Figure dataset records:
##############################

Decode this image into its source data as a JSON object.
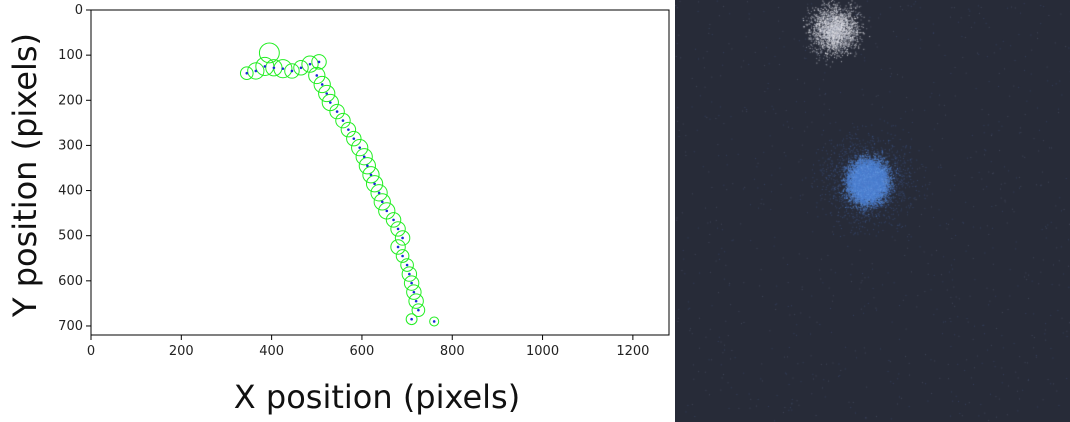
{
  "chart_data": {
    "type": "scatter",
    "xlabel": "X position (pixels)",
    "ylabel": "Y position (pixels)",
    "xlim": [
      0,
      1280
    ],
    "ylim": [
      720,
      0
    ],
    "xticks": [
      0,
      200,
      400,
      600,
      800,
      1000,
      1200
    ],
    "yticks": [
      0,
      100,
      200,
      300,
      400,
      500,
      600,
      700
    ],
    "grid": false,
    "colors": {
      "circles": "#22ee22",
      "points": "#1a2bd6"
    },
    "circles": [
      {
        "x": 395,
        "y": 95,
        "r": 22
      },
      {
        "x": 345,
        "y": 140,
        "r": 14
      },
      {
        "x": 365,
        "y": 135,
        "r": 18
      },
      {
        "x": 385,
        "y": 125,
        "r": 20
      },
      {
        "x": 405,
        "y": 128,
        "r": 18
      },
      {
        "x": 425,
        "y": 130,
        "r": 20
      },
      {
        "x": 445,
        "y": 135,
        "r": 16
      },
      {
        "x": 465,
        "y": 128,
        "r": 16
      },
      {
        "x": 485,
        "y": 120,
        "r": 18
      },
      {
        "x": 505,
        "y": 115,
        "r": 16
      },
      {
        "x": 500,
        "y": 145,
        "r": 18
      },
      {
        "x": 512,
        "y": 165,
        "r": 18
      },
      {
        "x": 522,
        "y": 185,
        "r": 18
      },
      {
        "x": 530,
        "y": 205,
        "r": 18
      },
      {
        "x": 545,
        "y": 225,
        "r": 16
      },
      {
        "x": 558,
        "y": 245,
        "r": 16
      },
      {
        "x": 570,
        "y": 265,
        "r": 16
      },
      {
        "x": 582,
        "y": 285,
        "r": 16
      },
      {
        "x": 595,
        "y": 305,
        "r": 18
      },
      {
        "x": 605,
        "y": 325,
        "r": 18
      },
      {
        "x": 612,
        "y": 345,
        "r": 18
      },
      {
        "x": 620,
        "y": 365,
        "r": 18
      },
      {
        "x": 628,
        "y": 385,
        "r": 18
      },
      {
        "x": 638,
        "y": 405,
        "r": 18
      },
      {
        "x": 645,
        "y": 425,
        "r": 18
      },
      {
        "x": 655,
        "y": 445,
        "r": 18
      },
      {
        "x": 670,
        "y": 465,
        "r": 16
      },
      {
        "x": 680,
        "y": 485,
        "r": 16
      },
      {
        "x": 690,
        "y": 505,
        "r": 16
      },
      {
        "x": 680,
        "y": 525,
        "r": 16
      },
      {
        "x": 690,
        "y": 545,
        "r": 14
      },
      {
        "x": 700,
        "y": 565,
        "r": 14
      },
      {
        "x": 705,
        "y": 585,
        "r": 16
      },
      {
        "x": 710,
        "y": 605,
        "r": 16
      },
      {
        "x": 715,
        "y": 625,
        "r": 16
      },
      {
        "x": 720,
        "y": 645,
        "r": 16
      },
      {
        "x": 725,
        "y": 665,
        "r": 14
      },
      {
        "x": 710,
        "y": 685,
        "r": 12
      },
      {
        "x": 760,
        "y": 690,
        "r": 10
      }
    ],
    "points": [
      {
        "x": 345,
        "y": 140
      },
      {
        "x": 365,
        "y": 135
      },
      {
        "x": 385,
        "y": 125
      },
      {
        "x": 405,
        "y": 128
      },
      {
        "x": 425,
        "y": 130
      },
      {
        "x": 445,
        "y": 135
      },
      {
        "x": 465,
        "y": 128
      },
      {
        "x": 485,
        "y": 120
      },
      {
        "x": 505,
        "y": 115
      },
      {
        "x": 500,
        "y": 145
      },
      {
        "x": 512,
        "y": 165
      },
      {
        "x": 522,
        "y": 185
      },
      {
        "x": 530,
        "y": 205
      },
      {
        "x": 545,
        "y": 225
      },
      {
        "x": 558,
        "y": 245
      },
      {
        "x": 570,
        "y": 265
      },
      {
        "x": 582,
        "y": 285
      },
      {
        "x": 595,
        "y": 305
      },
      {
        "x": 605,
        "y": 325
      },
      {
        "x": 612,
        "y": 345
      },
      {
        "x": 620,
        "y": 365
      },
      {
        "x": 628,
        "y": 385
      },
      {
        "x": 638,
        "y": 405
      },
      {
        "x": 645,
        "y": 425
      },
      {
        "x": 655,
        "y": 445
      },
      {
        "x": 670,
        "y": 465
      },
      {
        "x": 680,
        "y": 485
      },
      {
        "x": 690,
        "y": 505
      },
      {
        "x": 680,
        "y": 525
      },
      {
        "x": 690,
        "y": 545
      },
      {
        "x": 700,
        "y": 565
      },
      {
        "x": 705,
        "y": 585
      },
      {
        "x": 710,
        "y": 605
      },
      {
        "x": 715,
        "y": 625
      },
      {
        "x": 720,
        "y": 645
      },
      {
        "x": 725,
        "y": 665
      },
      {
        "x": 710,
        "y": 685
      },
      {
        "x": 760,
        "y": 690
      }
    ]
  },
  "image_panel": {
    "background": "#272b38",
    "white_cluster_color": "#e6e6e6",
    "blue_cluster_color": "#4a7fd0"
  }
}
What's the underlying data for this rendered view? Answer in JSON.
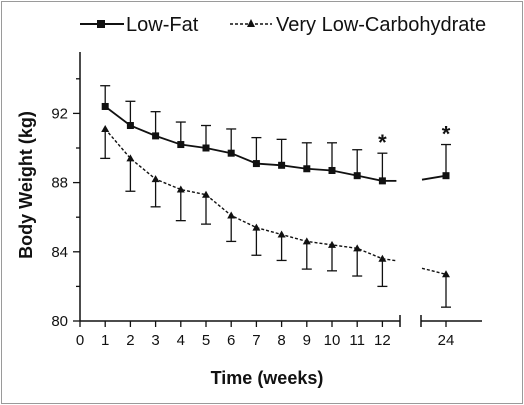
{
  "chart_data": {
    "type": "line",
    "title": "",
    "xlabel": "Time (weeks)",
    "ylabel": "Body Weight (kg)",
    "x_ticks": [
      "0",
      "1",
      "2",
      "3",
      "4",
      "5",
      "6",
      "7",
      "8",
      "9",
      "10",
      "11",
      "12",
      "24"
    ],
    "y_ticks": [
      "80",
      "84",
      "88",
      "92"
    ],
    "ylim": [
      80,
      95
    ],
    "axis_break": "between 12 and 24 weeks",
    "legend_position": "top",
    "significance_marker": "*",
    "significant_weeks": [
      12,
      24
    ],
    "series": [
      {
        "name": "Low-Fat",
        "marker": "square",
        "line_style": "solid",
        "x": [
          1,
          2,
          3,
          4,
          5,
          6,
          7,
          8,
          9,
          10,
          11,
          12,
          24
        ],
        "values": [
          92.4,
          91.3,
          90.7,
          90.2,
          90.0,
          89.7,
          89.1,
          89.0,
          88.8,
          88.7,
          88.4,
          88.1,
          88.4
        ],
        "error_upper": [
          93.6,
          92.7,
          92.1,
          91.5,
          91.3,
          91.1,
          90.6,
          90.5,
          90.3,
          90.3,
          89.9,
          89.7,
          90.2
        ]
      },
      {
        "name": "Very Low-Carbohydrate",
        "marker": "triangle",
        "line_style": "dashed",
        "x": [
          1,
          2,
          3,
          4,
          5,
          6,
          7,
          8,
          9,
          10,
          11,
          12,
          24
        ],
        "values": [
          91.1,
          89.4,
          88.2,
          87.6,
          87.3,
          86.1,
          85.4,
          85.0,
          84.6,
          84.4,
          84.2,
          83.6,
          82.7
        ],
        "error_lower": [
          89.4,
          87.5,
          86.6,
          85.8,
          85.6,
          84.6,
          83.8,
          83.5,
          83.0,
          82.9,
          82.6,
          82.0,
          80.8
        ]
      }
    ]
  }
}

##############################

Take every line from the data above that holds "name" and copy it out.

        "name": "Low-Fat",
        "name": "Very Low-Carbohydrate",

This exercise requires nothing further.